• [INFORMATION SUPPLIED]:
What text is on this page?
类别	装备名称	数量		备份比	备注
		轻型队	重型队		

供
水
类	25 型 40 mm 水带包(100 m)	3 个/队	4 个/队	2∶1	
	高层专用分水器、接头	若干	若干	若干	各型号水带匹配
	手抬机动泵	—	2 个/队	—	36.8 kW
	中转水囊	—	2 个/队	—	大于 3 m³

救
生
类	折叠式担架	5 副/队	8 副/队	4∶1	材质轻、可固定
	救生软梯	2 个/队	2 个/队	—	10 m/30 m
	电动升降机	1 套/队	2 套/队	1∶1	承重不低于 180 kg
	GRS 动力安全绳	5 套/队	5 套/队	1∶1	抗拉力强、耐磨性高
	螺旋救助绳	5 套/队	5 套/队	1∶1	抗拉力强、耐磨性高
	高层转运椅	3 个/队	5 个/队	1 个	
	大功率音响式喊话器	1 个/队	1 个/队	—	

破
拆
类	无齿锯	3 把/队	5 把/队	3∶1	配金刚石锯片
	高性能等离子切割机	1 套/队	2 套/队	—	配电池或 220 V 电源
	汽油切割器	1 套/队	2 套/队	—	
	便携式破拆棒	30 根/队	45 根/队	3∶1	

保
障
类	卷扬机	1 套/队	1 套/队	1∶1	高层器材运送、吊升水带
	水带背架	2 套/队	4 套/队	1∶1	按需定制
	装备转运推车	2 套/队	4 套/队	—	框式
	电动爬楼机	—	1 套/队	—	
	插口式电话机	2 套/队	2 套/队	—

• [WHAT YOU ARE ASKED TO DO]: Exactly as shown, repeat every record.

• [OUTPUT BELOW]:
What text is on this page?
类别	装备名称	数量		备份比	备注
		轻型队	重型队		

供
水
类	25 型 40 mm 水带包(100 m)	3 个/队	4 个/队	2∶1	
	高层专用分水器、接头	若干	若干	若干	各型号水带匹配
	手抬机动泵	—	2 个/队	—	36.8 kW
	中转水囊	—	2 个/队	—	大于 3 m³

救
生
类	折叠式担架	5 副/队	8 副/队	4∶1	材质轻、可固定
	救生软梯	2 个/队	2 个/队	—	10 m/30 m
	电动升降机	1 套/队	2 套/队	1∶1	承重不低于 180 kg
	GRS 动力安全绳	5 套/队	5 套/队	1∶1	抗拉力强、耐磨性高
	螺旋救助绳	5 套/队	5 套/队	1∶1	抗拉力强、耐磨性高
	高层转运椅	3 个/队	5 个/队	1 个	
	大功率音响式喊话器	1 个/队	1 个/队	—	

破
拆
类	无齿锯	3 把/队	5 把/队	3∶1	配金刚石锯片
	高性能等离子切割机	1 套/队	2 套/队	—	配电池或 220 V 电源
	汽油切割器	1 套/队	2 套/队	—	
	便携式破拆棒	30 根/队	45 根/队	3∶1	

保
障
类	卷扬机	1 套/队	1 套/队	1∶1	高层器材运送、吊升水带
	水带背架	2 套/队	4 套/队	1∶1	按需定制
	装备转运推车	2 套/队	4 套/队	—	框式
	电动爬楼机	—	1 套/队	—	
	插口式电话机	2 套/队	2 套/队	—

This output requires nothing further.